**Job**
Across all the lines below, how many contain the string "name"? Please reply with the number only.

Start Information provided

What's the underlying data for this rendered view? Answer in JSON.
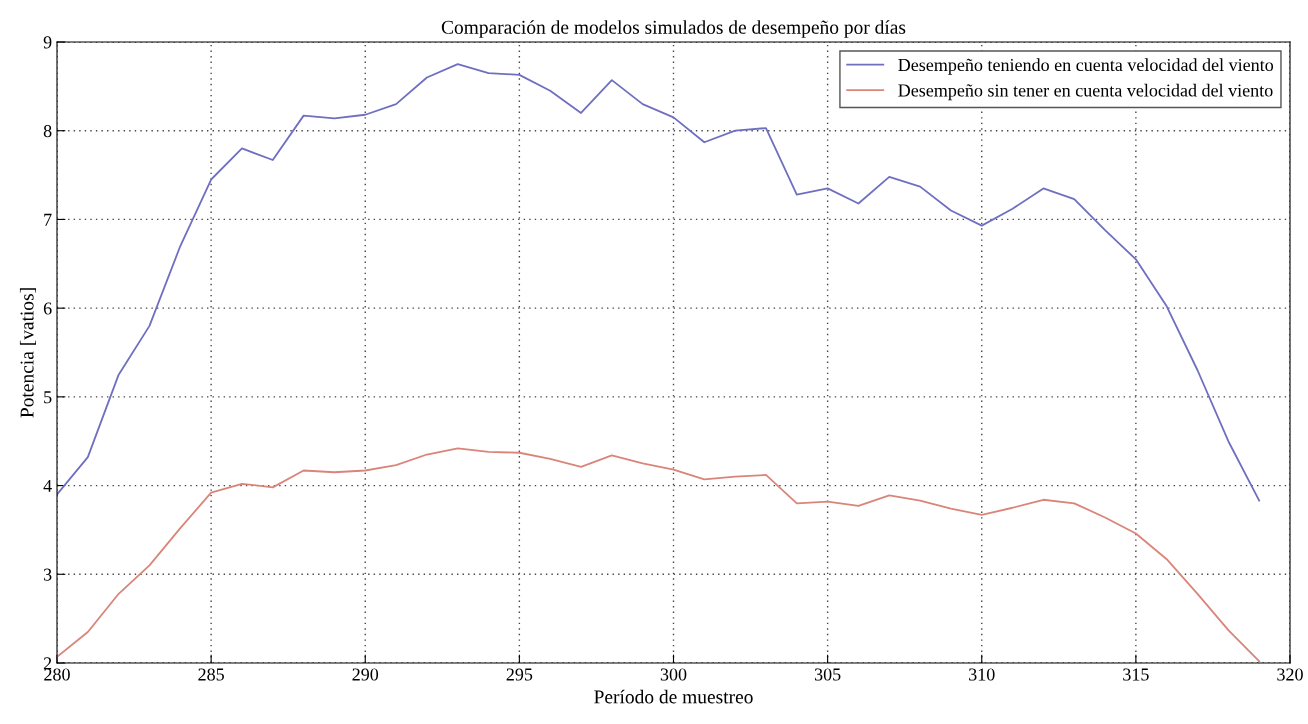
{
  "chart_data": {
    "type": "line",
    "title": "Comparación de modelos simulados de desempeño por días",
    "xlabel": "Período de muestreo",
    "ylabel": "Potencia [vatios]",
    "x": [
      280,
      281,
      282,
      283,
      284,
      285,
      286,
      287,
      288,
      289,
      290,
      291,
      292,
      293,
      294,
      295,
      296,
      297,
      298,
      299,
      300,
      301,
      302,
      303,
      304,
      305,
      306,
      307,
      308,
      309,
      310,
      311,
      312,
      313,
      314,
      315,
      316,
      317,
      318,
      319
    ],
    "series": [
      {
        "name": "Desempeño teniendo en cuenta velocidad del viento",
        "color": "#6f6fc0",
        "values": [
          3.9,
          4.32,
          5.25,
          5.8,
          6.7,
          7.45,
          7.8,
          7.67,
          8.17,
          8.14,
          8.18,
          8.3,
          8.6,
          8.75,
          8.65,
          8.63,
          8.45,
          8.2,
          8.57,
          8.3,
          8.15,
          7.87,
          8.0,
          8.03,
          7.28,
          7.35,
          7.18,
          7.48,
          7.37,
          7.1,
          6.93,
          7.12,
          7.35,
          7.23,
          6.88,
          6.55,
          6.02,
          5.3,
          4.5,
          3.83
        ]
      },
      {
        "name": "Desempeño sin tener en cuenta velocidad del viento",
        "color": "#d9857a",
        "values": [
          2.07,
          2.35,
          2.78,
          3.1,
          3.52,
          3.92,
          4.02,
          3.98,
          4.17,
          4.15,
          4.17,
          4.23,
          4.35,
          4.42,
          4.38,
          4.37,
          4.3,
          4.21,
          4.34,
          4.25,
          4.18,
          4.07,
          4.1,
          4.12,
          3.8,
          3.82,
          3.77,
          3.89,
          3.83,
          3.74,
          3.67,
          3.75,
          3.84,
          3.8,
          3.64,
          3.46,
          3.17,
          2.78,
          2.37,
          2.02
        ]
      }
    ],
    "xlim": [
      280,
      320
    ],
    "xticks": [
      280,
      285,
      290,
      295,
      300,
      305,
      310,
      315,
      320
    ],
    "ylim": [
      2,
      9
    ],
    "yticks": [
      2,
      3,
      4,
      5,
      6,
      7,
      8,
      9
    ],
    "grid": true,
    "legend": "top right",
    "line_style": "solid",
    "marker": "none"
  }
}
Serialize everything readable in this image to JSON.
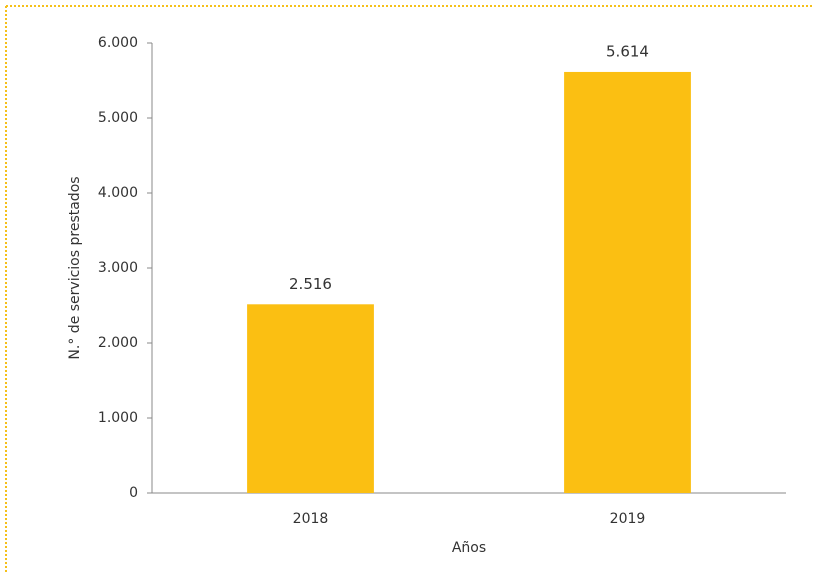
{
  "chart_data": {
    "type": "bar",
    "categories": [
      "2018",
      "2019"
    ],
    "values": [
      2516,
      5614
    ],
    "value_labels": [
      "2.516",
      "5.614"
    ],
    "color": "#fbbf12",
    "ylim": [
      0,
      6000
    ],
    "yticks": [
      0,
      {
        "value": 1000,
        "label": "1.000"
      },
      {
        "value": 2000,
        "label": "2.000"
      },
      {
        "value": 3000,
        "label": "3.000"
      },
      {
        "value": 4000,
        "label": "4.000"
      },
      {
        "value": 5000,
        "label": "5.000"
      },
      {
        "value": 6000,
        "label": "6.000"
      }
    ],
    "y_label": "N.° de servicios prestados",
    "x_label": "Años",
    "grid": false
  }
}
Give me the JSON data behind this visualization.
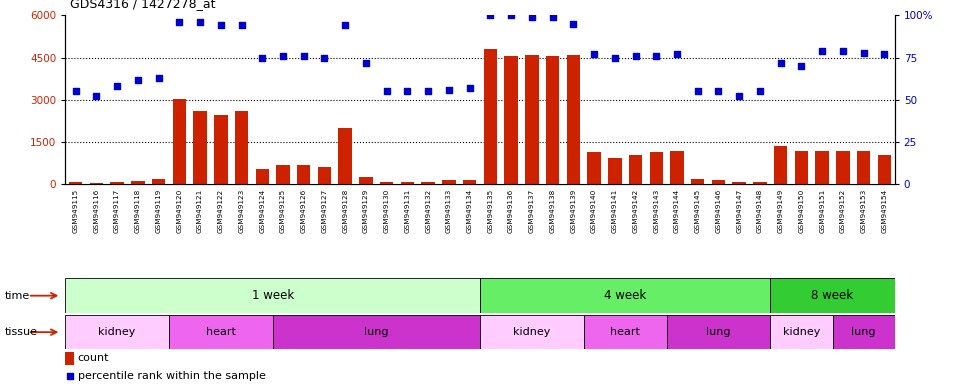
{
  "title": "GDS4316 / 1427278_at",
  "samples": [
    "GSM949115",
    "GSM949116",
    "GSM949117",
    "GSM949118",
    "GSM949119",
    "GSM949120",
    "GSM949121",
    "GSM949122",
    "GSM949123",
    "GSM949124",
    "GSM949125",
    "GSM949126",
    "GSM949127",
    "GSM949128",
    "GSM949129",
    "GSM949130",
    "GSM949131",
    "GSM949132",
    "GSM949133",
    "GSM949134",
    "GSM949135",
    "GSM949136",
    "GSM949137",
    "GSM949138",
    "GSM949139",
    "GSM949140",
    "GSM949141",
    "GSM949142",
    "GSM949143",
    "GSM949144",
    "GSM949145",
    "GSM949146",
    "GSM949147",
    "GSM949148",
    "GSM949149",
    "GSM949150",
    "GSM949151",
    "GSM949152",
    "GSM949153",
    "GSM949154"
  ],
  "counts": [
    80,
    50,
    80,
    130,
    200,
    3020,
    2620,
    2450,
    2600,
    550,
    700,
    700,
    600,
    2000,
    250,
    100,
    80,
    100,
    150,
    150,
    4800,
    4550,
    4600,
    4550,
    4600,
    1150,
    950,
    1050,
    1150,
    1200,
    200,
    150,
    100,
    100,
    1350,
    1200,
    1200,
    1200,
    1200,
    1050
  ],
  "percentile": [
    55,
    52,
    58,
    62,
    63,
    96,
    96,
    94,
    94,
    75,
    76,
    76,
    75,
    94,
    72,
    55,
    55,
    55,
    56,
    57,
    100,
    100,
    99,
    99,
    95,
    77,
    75,
    76,
    76,
    77,
    55,
    55,
    52,
    55,
    72,
    70,
    79,
    79,
    78,
    77
  ],
  "ylim_left": [
    0,
    6000
  ],
  "ylim_right": [
    0,
    100
  ],
  "yticks_left": [
    0,
    1500,
    3000,
    4500,
    6000
  ],
  "yticks_right": [
    0,
    25,
    50,
    75,
    100
  ],
  "ytick_right_labels": [
    "0",
    "25",
    "50",
    "75",
    "100%"
  ],
  "bar_color": "#cc2200",
  "dot_color": "#0000cc",
  "time_groups": [
    {
      "label": "1 week",
      "start": 0,
      "end": 19,
      "color": "#ccffcc"
    },
    {
      "label": "4 week",
      "start": 20,
      "end": 33,
      "color": "#66ee66"
    },
    {
      "label": "8 week",
      "start": 34,
      "end": 39,
      "color": "#33cc33"
    }
  ],
  "tissue_groups": [
    {
      "label": "kidney",
      "start": 0,
      "end": 4,
      "color": "#ffccff"
    },
    {
      "label": "heart",
      "start": 5,
      "end": 9,
      "color": "#ee66ee"
    },
    {
      "label": "lung",
      "start": 10,
      "end": 19,
      "color": "#cc33cc"
    },
    {
      "label": "kidney",
      "start": 20,
      "end": 24,
      "color": "#ffccff"
    },
    {
      "label": "heart",
      "start": 25,
      "end": 28,
      "color": "#ee66ee"
    },
    {
      "label": "lung",
      "start": 29,
      "end": 33,
      "color": "#cc33cc"
    },
    {
      "label": "kidney",
      "start": 34,
      "end": 36,
      "color": "#ffccff"
    },
    {
      "label": "lung",
      "start": 37,
      "end": 39,
      "color": "#cc33cc"
    }
  ],
  "bar_color_legend": "#cc2200",
  "dot_color_legend": "#0000cc",
  "label_bg_color": "#dddddd",
  "fig_width": 9.6,
  "fig_height": 3.84,
  "dpi": 100
}
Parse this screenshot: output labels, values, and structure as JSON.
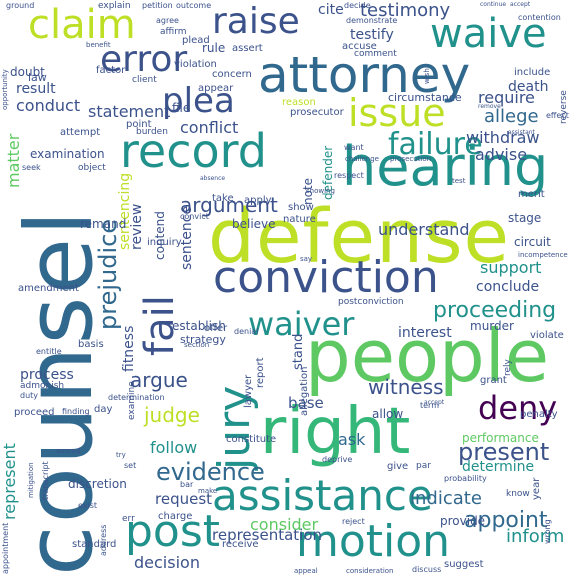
{
  "palette": {
    "background": "#ffffff",
    "dark_purple": "#440154",
    "indigo": "#3b528b",
    "blue": "#31688e",
    "teal": "#21918c",
    "sea_green": "#35b779",
    "green": "#5ec962",
    "lime": "#90d743",
    "yellow_green": "#bddf26"
  },
  "words": [
    "counsel",
    "defense",
    "people",
    "right",
    "attorney",
    "hearing",
    "conviction",
    "assistance",
    "motion",
    "post",
    "record",
    "error",
    "claim",
    "raise",
    "waive",
    "plea",
    "issue",
    "fail",
    "jury",
    "deny",
    "waiver",
    "failure",
    "prejudice",
    "argument",
    "proceeding",
    "evidence",
    "present",
    "appoint",
    "testimony",
    "judge",
    "argue",
    "witness",
    "representation",
    "consider",
    "indicate",
    "conduct",
    "result",
    "statement",
    "allege",
    "withdraw",
    "advise",
    "require",
    "conflict",
    "review",
    "sentence",
    "sentencing",
    "fitness",
    "represent",
    "matter",
    "decision",
    "request",
    "inform",
    "understand",
    "support",
    "conclude",
    "establish",
    "strategy",
    "interest",
    "performance",
    "determine",
    "follow",
    "testify",
    "death",
    "circumstance",
    "believe",
    "contend",
    "remand",
    "ask",
    "stand",
    "base",
    "process",
    "defender",
    "note",
    "examination",
    "doubt",
    "law",
    "cite",
    "explain",
    "petition",
    "outcome",
    "decide",
    "agree",
    "affirm",
    "demonstrate",
    "contention",
    "plead",
    "rule",
    "assert",
    "accuse",
    "comment",
    "include",
    "violation",
    "appear",
    "factor",
    "client",
    "concern",
    "reason",
    "prosecutor",
    "file",
    "point",
    "burden",
    "attempt",
    "seek",
    "object",
    "inquiry",
    "amendment",
    "take",
    "apply",
    "show",
    "nature",
    "stage",
    "circuit",
    "respect",
    "effect",
    "merit",
    "incompetence",
    "postconviction",
    "murder",
    "violate",
    "rely",
    "grant",
    "penalty",
    "allow",
    "report",
    "lawyer",
    "allegation",
    "offer",
    "denial",
    "examine",
    "basis",
    "section",
    "entitle",
    "admonish",
    "duty",
    "finding",
    "day",
    "determination",
    "proceed",
    "constitute",
    "deprive",
    "give",
    "par",
    "term",
    "know",
    "year",
    "probability",
    "charge",
    "bar",
    "make",
    "exist",
    "standard",
    "err",
    "receive",
    "reject",
    "provide",
    "suggest",
    "discuss",
    "discretion",
    "transcript",
    "mitigation",
    "set",
    "try",
    "amend",
    "address",
    "appointment",
    "wrong",
    "ground",
    "opportunity",
    "benefit",
    "wish",
    "reverse",
    "remove",
    "want",
    "challenge",
    "prosecution",
    "convict",
    "test",
    "say",
    "accept",
    "assistant",
    "showing",
    "continue",
    "accept",
    "absence",
    "consideration",
    "appeal"
  ]
}
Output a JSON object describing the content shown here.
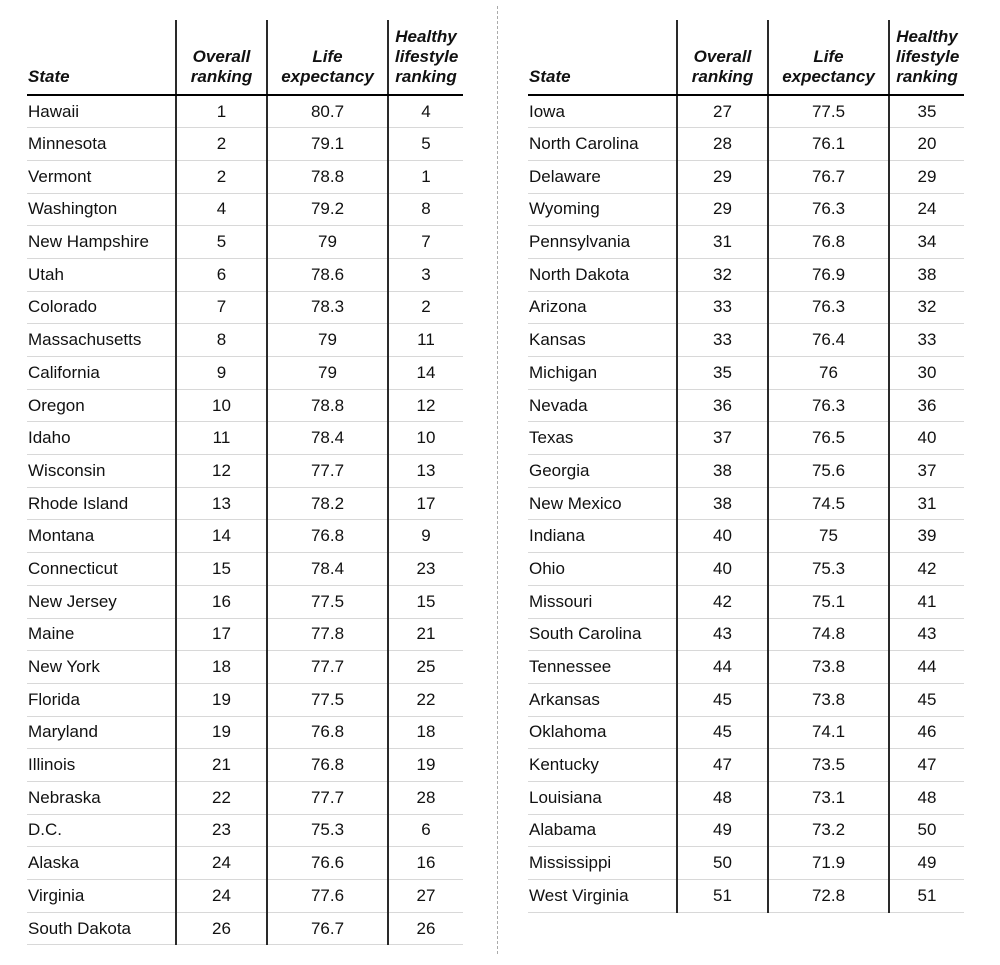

End Information provided

**Solution to this exercise**
2